[What is needed] Please print every record below exactly as it appears.

◇ ◇ ◇ ◇ ◇ ◇ ◇

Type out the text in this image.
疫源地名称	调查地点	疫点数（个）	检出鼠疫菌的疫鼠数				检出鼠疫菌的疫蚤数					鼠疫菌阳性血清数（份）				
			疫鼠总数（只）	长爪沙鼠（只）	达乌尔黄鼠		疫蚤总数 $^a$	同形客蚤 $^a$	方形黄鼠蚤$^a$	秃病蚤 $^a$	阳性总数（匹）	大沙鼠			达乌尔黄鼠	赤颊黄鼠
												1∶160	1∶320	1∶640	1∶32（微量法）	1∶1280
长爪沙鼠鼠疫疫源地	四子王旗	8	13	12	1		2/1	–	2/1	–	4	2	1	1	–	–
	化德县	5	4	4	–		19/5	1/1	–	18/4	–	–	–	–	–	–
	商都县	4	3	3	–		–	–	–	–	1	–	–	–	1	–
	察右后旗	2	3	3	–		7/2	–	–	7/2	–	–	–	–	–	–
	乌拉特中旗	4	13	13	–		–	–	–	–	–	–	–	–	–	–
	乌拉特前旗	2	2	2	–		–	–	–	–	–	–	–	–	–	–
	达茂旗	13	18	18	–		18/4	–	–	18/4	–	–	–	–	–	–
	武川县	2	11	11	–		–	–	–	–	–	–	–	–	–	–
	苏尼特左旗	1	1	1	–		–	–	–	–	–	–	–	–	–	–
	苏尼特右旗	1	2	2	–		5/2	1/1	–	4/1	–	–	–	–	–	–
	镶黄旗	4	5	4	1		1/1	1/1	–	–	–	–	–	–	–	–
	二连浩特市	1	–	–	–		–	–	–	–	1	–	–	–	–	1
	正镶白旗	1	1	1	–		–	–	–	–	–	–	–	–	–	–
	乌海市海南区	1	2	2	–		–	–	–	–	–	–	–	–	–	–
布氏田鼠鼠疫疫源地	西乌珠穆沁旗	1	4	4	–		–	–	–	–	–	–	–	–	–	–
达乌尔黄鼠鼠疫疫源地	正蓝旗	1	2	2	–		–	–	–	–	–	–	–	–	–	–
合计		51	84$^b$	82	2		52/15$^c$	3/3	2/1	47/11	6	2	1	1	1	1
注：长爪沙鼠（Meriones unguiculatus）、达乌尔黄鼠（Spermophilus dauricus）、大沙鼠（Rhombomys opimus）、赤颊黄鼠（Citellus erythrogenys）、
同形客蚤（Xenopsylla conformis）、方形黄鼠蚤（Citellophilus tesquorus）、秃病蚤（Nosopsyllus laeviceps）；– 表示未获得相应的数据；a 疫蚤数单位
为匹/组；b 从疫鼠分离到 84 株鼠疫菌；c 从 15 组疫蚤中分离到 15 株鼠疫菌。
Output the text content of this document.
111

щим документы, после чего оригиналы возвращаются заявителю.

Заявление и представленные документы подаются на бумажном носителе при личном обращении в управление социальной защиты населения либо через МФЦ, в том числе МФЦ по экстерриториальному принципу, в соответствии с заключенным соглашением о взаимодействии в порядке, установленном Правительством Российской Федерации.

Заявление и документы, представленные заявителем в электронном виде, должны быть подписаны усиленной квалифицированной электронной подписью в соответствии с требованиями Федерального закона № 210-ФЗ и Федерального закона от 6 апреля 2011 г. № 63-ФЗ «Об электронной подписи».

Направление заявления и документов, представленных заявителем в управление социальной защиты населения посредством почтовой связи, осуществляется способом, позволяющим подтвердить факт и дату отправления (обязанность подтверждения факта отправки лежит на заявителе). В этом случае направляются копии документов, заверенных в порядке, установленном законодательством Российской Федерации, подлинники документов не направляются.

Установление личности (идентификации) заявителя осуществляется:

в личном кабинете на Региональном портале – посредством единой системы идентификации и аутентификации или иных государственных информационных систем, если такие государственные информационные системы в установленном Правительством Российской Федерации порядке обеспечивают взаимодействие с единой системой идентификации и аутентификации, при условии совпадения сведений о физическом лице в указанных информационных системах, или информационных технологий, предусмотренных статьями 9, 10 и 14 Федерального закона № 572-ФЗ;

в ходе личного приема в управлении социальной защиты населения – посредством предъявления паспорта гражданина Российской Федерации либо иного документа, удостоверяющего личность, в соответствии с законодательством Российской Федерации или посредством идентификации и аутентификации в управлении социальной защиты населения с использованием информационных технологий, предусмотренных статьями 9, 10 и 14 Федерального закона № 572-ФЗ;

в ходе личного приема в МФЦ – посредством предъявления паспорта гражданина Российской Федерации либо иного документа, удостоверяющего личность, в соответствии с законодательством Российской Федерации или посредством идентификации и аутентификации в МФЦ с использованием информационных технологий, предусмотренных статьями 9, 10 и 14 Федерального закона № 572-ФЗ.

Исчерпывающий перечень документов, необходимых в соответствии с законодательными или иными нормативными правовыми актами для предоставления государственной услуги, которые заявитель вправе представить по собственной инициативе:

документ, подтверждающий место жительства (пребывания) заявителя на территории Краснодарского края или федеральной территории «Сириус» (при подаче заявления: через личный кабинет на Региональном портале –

◇ ◇ ◇ ◇ ◇ ◇ ◇

[Solution to this exercise]
Type out the text in this image.
疫源地名称	调查地点	疫点数（个）	检出鼠疫菌的疫鼠数				检出鼠疫菌的疫蚤数					鼠疫菌阳性血清数（份）				
			疫鼠总数（只）	长爪沙鼠（只）	达乌尔黄鼠		疫蚤总数 $^a$	同形客蚤 $^a$	方形黄鼠蚤$^a$	秃病蚤 $^a$	阳性总数（匹）	大沙鼠			达乌尔黄鼠	赤颊黄鼠
												1∶160	1∶320	1∶640	1∶32（微量法）	1∶1280
长爪沙鼠鼠疫疫源地	四子王旗	8	13	12	1		2/1	–	2/1	–	4	2	1	1	–	–
	化德县	5	4	4	–		19/5	1/1	–	18/4	–	–	–	–	–	–
	商都县	4	3	3	–		–	–	–	–	1	–	–	–	1	–
	察右后旗	2	3	3	–		7/2	–	–	7/2	–	–	–	–	–	–
	乌拉特中旗	4	13	13	–		–	–	–	–	–	–	–	–	–	–
	乌拉特前旗	2	2	2	–		–	–	–	–	–	–	–	–	–	–
	达茂旗	13	18	18	–		18/4	–	–	18/4	–	–	–	–	–	–
	武川县	2	11	11	–		–	–	–	–	–	–	–	–	–	–
	苏尼特左旗	1	1	1	–		–	–	–	–	–	–	–	–	–	–
	苏尼特右旗	1	2	2	–		5/2	1/1	–	4/1	–	–	–	–	–	–
	镶黄旗	4	5	4	1		1/1	1/1	–	–	–	–	–	–	–	–
	二连浩特市	1	–	–	–		–	–	–	–	1	–	–	–	–	1
	正镶白旗	1	1	1	–		–	–	–	–	–	–	–	–	–	–
	乌海市海南区	1	2	2	–		–	–	–	–	–	–	–	–	–	–
布氏田鼠鼠疫疫源地	西乌珠穆沁旗	1	4	4	–		–	–	–	–	–	–	–	–	–	–
达乌尔黄鼠鼠疫疫源地	正蓝旗	1	2	2	–		–	–	–	–	–	–	–	–	–	–
合计		51	84$^b$	82	2		52/15$^c$	3/3	2/1	47/11	6	2	1	1	1	1
注：长爪沙鼠（Meriones unguiculatus）、达乌尔黄鼠（Spermophilus dauricus）、大沙鼠（Rhombomys opimus）、赤颊黄鼠（Citellus erythrogenys）、
同形客蚤（Xenopsylla conformis）、方形黄鼠蚤（Citellophilus tesquorus）、秃病蚤（Nosopsyllus laeviceps）；– 表示未获得相应的数据；a 疫蚤数单位
为匹/组；b 从疫鼠分离到 84 株鼠疫菌；c 从 15 组疫蚤中分离到 15 株鼠疫菌。
Output the text content of this document.
111

щим документы, после чего оригиналы возвращаются заявителю.

Заявление и представленные документы подаются на бумажном носителе при личном обращении в управление социальной защиты населения либо через МФЦ, в том числе МФЦ по экстерриториальному принципу, в соответствии с заключенным соглашением о взаимодействии в порядке, установленном Правительством Российской Федерации.

Заявление и документы, представленные заявителем в электронном виде, должны быть подписаны усиленной квалифицированной электронной подписью в соответствии с требованиями Федерального закона № 210-ФЗ и Федерального закона от 6 апреля 2011 г. № 63-ФЗ «Об электронной подписи».

Направление заявления и документов, представленных заявителем в управление социальной защиты населения посредством почтовой связи, осуществляется способом, позволяющим подтвердить факт и дату отправления (обязанность подтверждения факта отправки лежит на заявителе). В этом случае направляются копии документов, заверенных в порядке, установленном законодательством Российской Федерации, подлинники документов не направляются.

Установление личности (идентификации) заявителя осуществляется:

в личном кабинете на Региональном портале – посредством единой системы идентификации и аутентификации или иных государственных информационных систем, если такие государственные информационные системы в установленном Правительством Российской Федерации порядке обеспечивают взаимодействие с единой системой идентификации и аутентификации, при условии совпадения сведений о физическом лице в указанных информационных системах, или информационных технологий, предусмотренных статьями 9, 10 и 14 Федерального закона № 572-ФЗ;

в ходе личного приема в управлении социальной защиты населения – посредством предъявления паспорта гражданина Российской Федерации либо иного документа, удостоверяющего личность, в соответствии с законодательством Российской Федерации или посредством идентификации и аутентификации в управлении социальной защиты населения с использованием информационных технологий, предусмотренных статьями 9, 10 и 14 Федерального закона № 572-ФЗ;

в ходе личного приема в МФЦ – посредством предъявления паспорта гражданина Российской Федерации либо иного документа, удостоверяющего личность, в соответствии с законодательством Российской Федерации или посредством идентификации и аутентификации в МФЦ с использованием информационных технологий, предусмотренных статьями 9, 10 и 14 Федерального закона № 572-ФЗ.

Исчерпывающий перечень документов, необходимых в соответствии с законодательными или иными нормативными правовыми актами для предоставления государственной услуги, которые заявитель вправе представить по собственной инициативе:

документ, подтверждающий место жительства (пребывания) заявителя на территории Краснодарского края или федеральной территории «Сириус» (при подаче заявления: через личный кабинет на Региональном портале –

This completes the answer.